▶ The exercise
State how many lines in the entries below contain "Request". Write nothing but the number.

▶ Data provided
........

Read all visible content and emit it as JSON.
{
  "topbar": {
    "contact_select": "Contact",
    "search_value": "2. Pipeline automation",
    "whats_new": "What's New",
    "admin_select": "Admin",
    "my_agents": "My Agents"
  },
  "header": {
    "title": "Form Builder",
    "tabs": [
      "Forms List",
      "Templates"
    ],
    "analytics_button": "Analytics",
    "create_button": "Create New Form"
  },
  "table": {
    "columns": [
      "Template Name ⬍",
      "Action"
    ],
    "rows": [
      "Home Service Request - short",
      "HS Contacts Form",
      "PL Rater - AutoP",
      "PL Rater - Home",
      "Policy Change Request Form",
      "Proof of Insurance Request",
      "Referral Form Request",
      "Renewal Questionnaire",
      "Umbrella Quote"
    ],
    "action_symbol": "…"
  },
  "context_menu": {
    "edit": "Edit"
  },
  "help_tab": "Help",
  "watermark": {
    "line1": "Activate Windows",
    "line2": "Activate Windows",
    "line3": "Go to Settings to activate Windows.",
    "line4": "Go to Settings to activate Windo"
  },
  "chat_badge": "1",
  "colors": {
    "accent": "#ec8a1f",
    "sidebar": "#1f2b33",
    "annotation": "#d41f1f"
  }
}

........

▶ Task output
4